--- START OF Information provided ---
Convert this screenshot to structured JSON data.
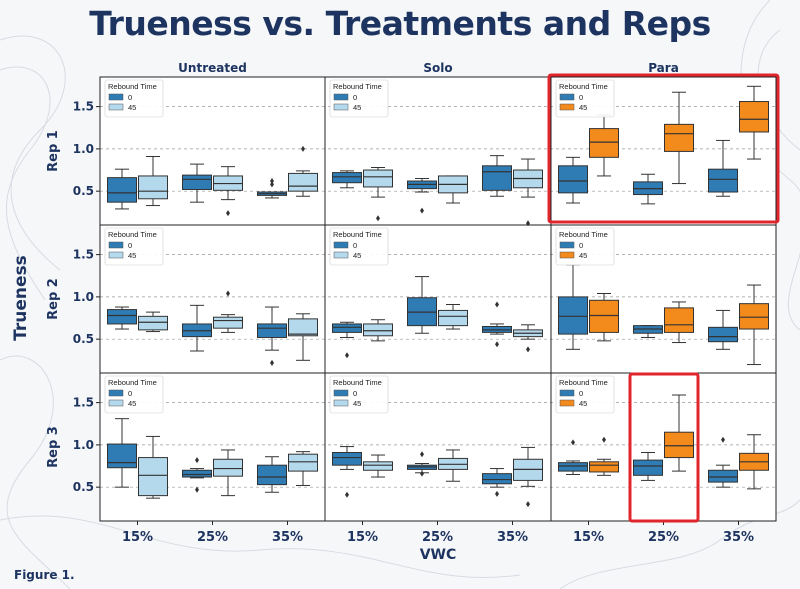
{
  "page": {
    "title": "Trueness vs. Treatments and Reps",
    "figure_label": "Figure 1."
  },
  "colors": {
    "untreated_0": "#2f7bb4",
    "untreated_45": "#b5d9ec",
    "para_0": "#2f7bb4",
    "para_45": "#f28a1c",
    "highlight": "#e0252c",
    "title": "#1d3461",
    "axis_text": "#1d3461"
  },
  "chart_data": {
    "type": "box",
    "title": "Trueness vs. Treatments and Reps",
    "xlabel": "VWC",
    "ylabel": "Trueness",
    "row_labels": [
      "Rep 1",
      "Rep 2",
      "Rep 3"
    ],
    "column_labels": [
      "Untreated",
      "Solo",
      "Para"
    ],
    "x_categories": [
      "15%",
      "25%",
      "35%"
    ],
    "y_ticks": [
      0.5,
      1.0,
      1.5
    ],
    "y_tick_labels": [
      "0.5",
      "1.0",
      "1.5"
    ],
    "ylim": [
      0.1,
      1.85
    ],
    "grid": "horizontal dashed",
    "legend": {
      "title": "Rebound Time",
      "entries": [
        "0",
        "45"
      ],
      "placement": "top-left"
    },
    "highlighted_panels": [
      {
        "row": 0,
        "col": 2,
        "scope": "panel"
      },
      {
        "row": 2,
        "col": 2,
        "scope": "box-pair",
        "category": "25%"
      }
    ],
    "panels": [
      {
        "row": 0,
        "col": 0,
        "boxes": [
          {
            "x": "15%",
            "rebound": "0",
            "min": 0.29,
            "q1": 0.37,
            "median": 0.48,
            "q3": 0.66,
            "max": 0.76,
            "outliers": []
          },
          {
            "x": "15%",
            "rebound": "45",
            "min": 0.33,
            "q1": 0.41,
            "median": 0.5,
            "q3": 0.68,
            "max": 0.91,
            "outliers": []
          },
          {
            "x": "25%",
            "rebound": "0",
            "min": 0.37,
            "q1": 0.52,
            "median": 0.64,
            "q3": 0.69,
            "max": 0.82,
            "outliers": []
          },
          {
            "x": "25%",
            "rebound": "45",
            "min": 0.4,
            "q1": 0.51,
            "median": 0.59,
            "q3": 0.68,
            "max": 0.79,
            "outliers": [
              0.24
            ]
          },
          {
            "x": "35%",
            "rebound": "0",
            "min": 0.42,
            "q1": 0.45,
            "median": 0.47,
            "q3": 0.49,
            "max": 0.49,
            "outliers": [
              0.58,
              0.62
            ]
          },
          {
            "x": "35%",
            "rebound": "45",
            "min": 0.44,
            "q1": 0.5,
            "median": 0.56,
            "q3": 0.71,
            "max": 0.74,
            "outliers": [
              1.0
            ]
          }
        ]
      },
      {
        "row": 0,
        "col": 1,
        "boxes": [
          {
            "x": "15%",
            "rebound": "0",
            "min": 0.54,
            "q1": 0.6,
            "median": 0.67,
            "q3": 0.72,
            "max": 0.74,
            "outliers": []
          },
          {
            "x": "15%",
            "rebound": "45",
            "min": 0.43,
            "q1": 0.55,
            "median": 0.67,
            "q3": 0.75,
            "max": 0.78,
            "outliers": [
              0.18
            ]
          },
          {
            "x": "25%",
            "rebound": "0",
            "min": 0.49,
            "q1": 0.53,
            "median": 0.58,
            "q3": 0.62,
            "max": 0.65,
            "outliers": [
              0.27
            ]
          },
          {
            "x": "25%",
            "rebound": "45",
            "min": 0.36,
            "q1": 0.48,
            "median": 0.58,
            "q3": 0.68,
            "max": 0.68,
            "outliers": []
          },
          {
            "x": "35%",
            "rebound": "0",
            "min": 0.44,
            "q1": 0.51,
            "median": 0.73,
            "q3": 0.8,
            "max": 0.92,
            "outliers": []
          },
          {
            "x": "35%",
            "rebound": "45",
            "min": 0.43,
            "q1": 0.54,
            "median": 0.65,
            "q3": 0.75,
            "max": 0.88,
            "outliers": [
              0.12
            ]
          }
        ]
      },
      {
        "row": 0,
        "col": 2,
        "boxes": [
          {
            "x": "15%",
            "rebound": "0",
            "min": 0.36,
            "q1": 0.48,
            "median": 0.62,
            "q3": 0.8,
            "max": 0.9,
            "outliers": []
          },
          {
            "x": "15%",
            "rebound": "45",
            "min": 0.68,
            "q1": 0.9,
            "median": 1.08,
            "q3": 1.24,
            "max": 1.4,
            "outliers": []
          },
          {
            "x": "25%",
            "rebound": "0",
            "min": 0.35,
            "q1": 0.46,
            "median": 0.53,
            "q3": 0.61,
            "max": 0.7,
            "outliers": []
          },
          {
            "x": "25%",
            "rebound": "45",
            "min": 0.59,
            "q1": 0.97,
            "median": 1.18,
            "q3": 1.29,
            "max": 1.67,
            "outliers": []
          },
          {
            "x": "35%",
            "rebound": "0",
            "min": 0.44,
            "q1": 0.49,
            "median": 0.64,
            "q3": 0.76,
            "max": 1.1,
            "outliers": []
          },
          {
            "x": "35%",
            "rebound": "45",
            "min": 0.88,
            "q1": 1.2,
            "median": 1.35,
            "q3": 1.56,
            "max": 1.74,
            "outliers": []
          }
        ]
      },
      {
        "row": 1,
        "col": 0,
        "boxes": [
          {
            "x": "15%",
            "rebound": "0",
            "min": 0.62,
            "q1": 0.68,
            "median": 0.78,
            "q3": 0.85,
            "max": 0.88,
            "outliers": []
          },
          {
            "x": "15%",
            "rebound": "45",
            "min": 0.59,
            "q1": 0.61,
            "median": 0.7,
            "q3": 0.77,
            "max": 0.82,
            "outliers": []
          },
          {
            "x": "25%",
            "rebound": "0",
            "min": 0.36,
            "q1": 0.53,
            "median": 0.6,
            "q3": 0.68,
            "max": 0.9,
            "outliers": []
          },
          {
            "x": "25%",
            "rebound": "45",
            "min": 0.58,
            "q1": 0.63,
            "median": 0.72,
            "q3": 0.76,
            "max": 0.79,
            "outliers": [
              1.04
            ]
          },
          {
            "x": "35%",
            "rebound": "0",
            "min": 0.37,
            "q1": 0.52,
            "median": 0.63,
            "q3": 0.68,
            "max": 0.88,
            "outliers": [
              0.22
            ]
          },
          {
            "x": "35%",
            "rebound": "45",
            "min": 0.25,
            "q1": 0.54,
            "median": 0.56,
            "q3": 0.74,
            "max": 0.8,
            "outliers": []
          }
        ]
      },
      {
        "row": 1,
        "col": 1,
        "boxes": [
          {
            "x": "15%",
            "rebound": "0",
            "min": 0.52,
            "q1": 0.58,
            "median": 0.64,
            "q3": 0.68,
            "max": 0.7,
            "outliers": [
              0.31
            ]
          },
          {
            "x": "15%",
            "rebound": "45",
            "min": 0.48,
            "q1": 0.54,
            "median": 0.6,
            "q3": 0.68,
            "max": 0.73,
            "outliers": []
          },
          {
            "x": "25%",
            "rebound": "0",
            "min": 0.57,
            "q1": 0.66,
            "median": 0.82,
            "q3": 0.99,
            "max": 1.24,
            "outliers": []
          },
          {
            "x": "25%",
            "rebound": "45",
            "min": 0.62,
            "q1": 0.66,
            "median": 0.77,
            "q3": 0.84,
            "max": 0.91,
            "outliers": []
          },
          {
            "x": "35%",
            "rebound": "0",
            "min": 0.56,
            "q1": 0.58,
            "median": 0.61,
            "q3": 0.65,
            "max": 0.68,
            "outliers": [
              0.91,
              0.44
            ]
          },
          {
            "x": "35%",
            "rebound": "45",
            "min": 0.5,
            "q1": 0.53,
            "median": 0.57,
            "q3": 0.61,
            "max": 0.67,
            "outliers": [
              0.38
            ]
          }
        ]
      },
      {
        "row": 1,
        "col": 2,
        "boxes": [
          {
            "x": "15%",
            "rebound": "0",
            "min": 0.38,
            "q1": 0.56,
            "median": 0.77,
            "q3": 1.0,
            "max": 1.38,
            "outliers": []
          },
          {
            "x": "15%",
            "rebound": "45",
            "min": 0.48,
            "q1": 0.58,
            "median": 0.78,
            "q3": 0.96,
            "max": 1.04,
            "outliers": []
          },
          {
            "x": "25%",
            "rebound": "0",
            "min": 0.52,
            "q1": 0.57,
            "median": 0.62,
            "q3": 0.66,
            "max": 0.66,
            "outliers": []
          },
          {
            "x": "25%",
            "rebound": "45",
            "min": 0.46,
            "q1": 0.58,
            "median": 0.67,
            "q3": 0.87,
            "max": 0.94,
            "outliers": []
          },
          {
            "x": "35%",
            "rebound": "0",
            "min": 0.38,
            "q1": 0.47,
            "median": 0.53,
            "q3": 0.64,
            "max": 0.84,
            "outliers": []
          },
          {
            "x": "35%",
            "rebound": "45",
            "min": 0.2,
            "q1": 0.62,
            "median": 0.76,
            "q3": 0.92,
            "max": 1.14,
            "outliers": []
          }
        ]
      },
      {
        "row": 2,
        "col": 0,
        "boxes": [
          {
            "x": "15%",
            "rebound": "0",
            "min": 0.5,
            "q1": 0.73,
            "median": 0.79,
            "q3": 1.01,
            "max": 1.31,
            "outliers": []
          },
          {
            "x": "15%",
            "rebound": "45",
            "min": 0.37,
            "q1": 0.4,
            "median": 0.64,
            "q3": 0.85,
            "max": 1.1,
            "outliers": []
          },
          {
            "x": "25%",
            "rebound": "0",
            "min": 0.61,
            "q1": 0.62,
            "median": 0.65,
            "q3": 0.7,
            "max": 0.72,
            "outliers": [
              0.82,
              0.47
            ]
          },
          {
            "x": "25%",
            "rebound": "45",
            "min": 0.4,
            "q1": 0.63,
            "median": 0.72,
            "q3": 0.83,
            "max": 0.94,
            "outliers": []
          },
          {
            "x": "35%",
            "rebound": "0",
            "min": 0.44,
            "q1": 0.53,
            "median": 0.62,
            "q3": 0.76,
            "max": 0.86,
            "outliers": []
          },
          {
            "x": "35%",
            "rebound": "45",
            "min": 0.52,
            "q1": 0.69,
            "median": 0.8,
            "q3": 0.89,
            "max": 0.92,
            "outliers": []
          }
        ]
      },
      {
        "row": 2,
        "col": 1,
        "boxes": [
          {
            "x": "15%",
            "rebound": "0",
            "min": 0.71,
            "q1": 0.76,
            "median": 0.85,
            "q3": 0.91,
            "max": 0.98,
            "outliers": [
              0.41
            ]
          },
          {
            "x": "15%",
            "rebound": "45",
            "min": 0.62,
            "q1": 0.7,
            "median": 0.76,
            "q3": 0.8,
            "max": 0.88,
            "outliers": []
          },
          {
            "x": "25%",
            "rebound": "0",
            "min": 0.67,
            "q1": 0.71,
            "median": 0.74,
            "q3": 0.76,
            "max": 0.78,
            "outliers": [
              0.89,
              0.66
            ]
          },
          {
            "x": "25%",
            "rebound": "45",
            "min": 0.57,
            "q1": 0.71,
            "median": 0.77,
            "q3": 0.84,
            "max": 0.94,
            "outliers": []
          },
          {
            "x": "35%",
            "rebound": "0",
            "min": 0.5,
            "q1": 0.54,
            "median": 0.59,
            "q3": 0.66,
            "max": 0.72,
            "outliers": [
              0.42
            ]
          },
          {
            "x": "35%",
            "rebound": "45",
            "min": 0.51,
            "q1": 0.58,
            "median": 0.71,
            "q3": 0.83,
            "max": 0.97,
            "outliers": [
              0.3
            ]
          }
        ]
      },
      {
        "row": 2,
        "col": 2,
        "boxes": [
          {
            "x": "15%",
            "rebound": "0",
            "min": 0.65,
            "q1": 0.69,
            "median": 0.75,
            "q3": 0.79,
            "max": 0.81,
            "outliers": [
              1.03
            ]
          },
          {
            "x": "15%",
            "rebound": "45",
            "min": 0.64,
            "q1": 0.68,
            "median": 0.76,
            "q3": 0.8,
            "max": 0.83,
            "outliers": [
              1.06
            ]
          },
          {
            "x": "25%",
            "rebound": "0",
            "min": 0.58,
            "q1": 0.64,
            "median": 0.75,
            "q3": 0.82,
            "max": 0.91,
            "outliers": []
          },
          {
            "x": "25%",
            "rebound": "45",
            "min": 0.69,
            "q1": 0.85,
            "median": 0.99,
            "q3": 1.15,
            "max": 1.59,
            "outliers": []
          },
          {
            "x": "35%",
            "rebound": "0",
            "min": 0.5,
            "q1": 0.56,
            "median": 0.62,
            "q3": 0.7,
            "max": 0.76,
            "outliers": [
              1.06
            ]
          },
          {
            "x": "35%",
            "rebound": "45",
            "min": 0.48,
            "q1": 0.7,
            "median": 0.8,
            "q3": 0.9,
            "max": 1.12,
            "outliers": []
          }
        ]
      }
    ]
  }
}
--- END OF Information provided ---
- [Written problem] The lines above form a set of records; determine how many of them contain the string "title" and give that number alone.

- [Written response] 4